# Guter Traffic Shaper fuer Linux (Gentoo) gesucht

## Headhunter

Ich habe mal unter Windows dieses CFos ausprobiert, und war begeistert. Das Teil hat wirklich meine Internetverbindung verbessert, wenn man eben was gedownloaded oder geuploaded hat, und das vor allem automatisch.

Nun suche ich sowas auch fuer Linux, hab aber keine Ahnung wo ich da anfangen soll.

Gibt es auf Linux aehnliche Programme, die auch so gut wie automatisch funktionieren??

Bin fuer jede Hilfe dankbar...

Gruss

----------

## Haldir

Probier mal wondershaper (das ist ein Skript), ist nicht in Portage, ansonsten setz dich mit den QoS Optionen in der Kernel auseinander und wie man die einstellt (zusammen mit Iptables).

----------

## return13

ist noch recht leer dieser Bereich, obwohl die Nachfrage eigentlich recht hoch ist...

----------

## the_mole

Naja, tc ist doch eigentlich recht vernünftig. Kostet eben ein wenig Konfigurationsaufwand, wenn man wirklich alles ketegorisieren will.

Gestellte Aufgabe: Schreib die Forendiskussion über Traffic Shaping unter Linux nach dem letzten Satz weiter.

Bereitgestelltes Material:
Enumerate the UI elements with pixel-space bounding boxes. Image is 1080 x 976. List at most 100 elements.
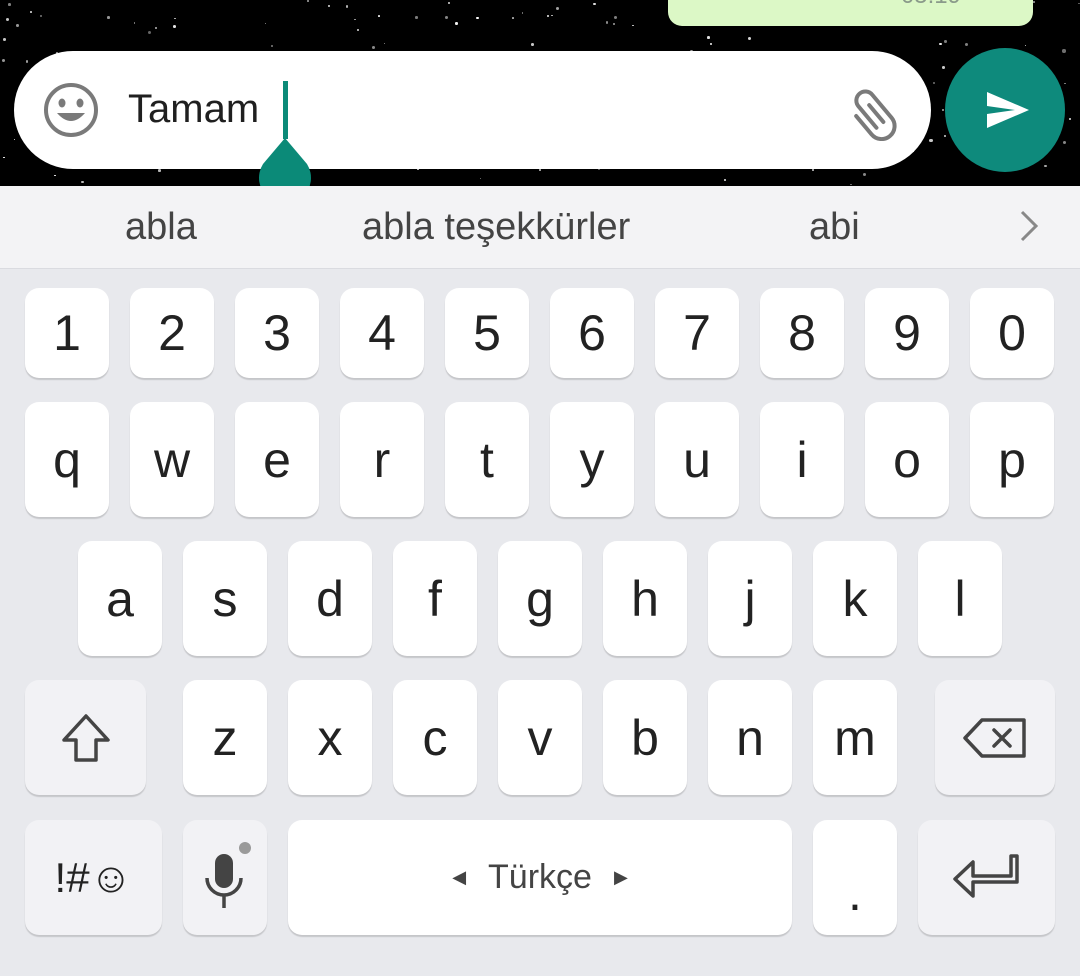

Antwort:
Ich hab das zusammen mit meinem Kumpel bei ihm eingerichtet und trotz Filesharing (mldonkey auf dem Router selbst) ist sein Ping von vorher 250ms und mehr auf unter 50ms runter. (Bei voller genehmigter Bandbreite.

Im Grunde einfach mit iptables die entsprechenden Pakete gemarkt und mit tc dann den verschidenen Klassen zugewiesen. Wenn daran interesse besteht, kann ich ihn hier mal die beiden Skripte posten lassen. Die anzupassen dürfte ja dann kein Problem mehr sein, oder?

cu the_mole

----------

## mr_elch

Zu tc (bzw. tcng) gibts im aktuellen Linuxmagazin 02/2005 einen Bericht: http://www.linux-magazin.de/Artikel/ausgabe/2005/02/tcng/tcng.html

----------

## Throx

 *the_mole wrote:*   

> Wenn daran interesse besteht, kann ich ihn hier mal die beiden Skripte posten lassen. Die anzupassen dürfte ja dann kein Problem mehr sein, oder?

 

Hmmm, schreib doch etwas ins WiKi dazu wenns dir nichts ausmacht, wäre echt ne tolle Sache, vorallem scheinen Traffic-Shaper ja immer mehr "IN" zu werden  :Smile: 

----------

## return13

Warum ist tcng im Portage Maskiert?

Hab grad im Bugzilla nach gesucht, aber ergab nichts...

----------

## schrippe

@the_mole:

bitte poste doch mal deine scripte. die würden mich doch sehr interessieren. vor allem, weil ich bisher nicht zufriedenstellend hinbekommen habe.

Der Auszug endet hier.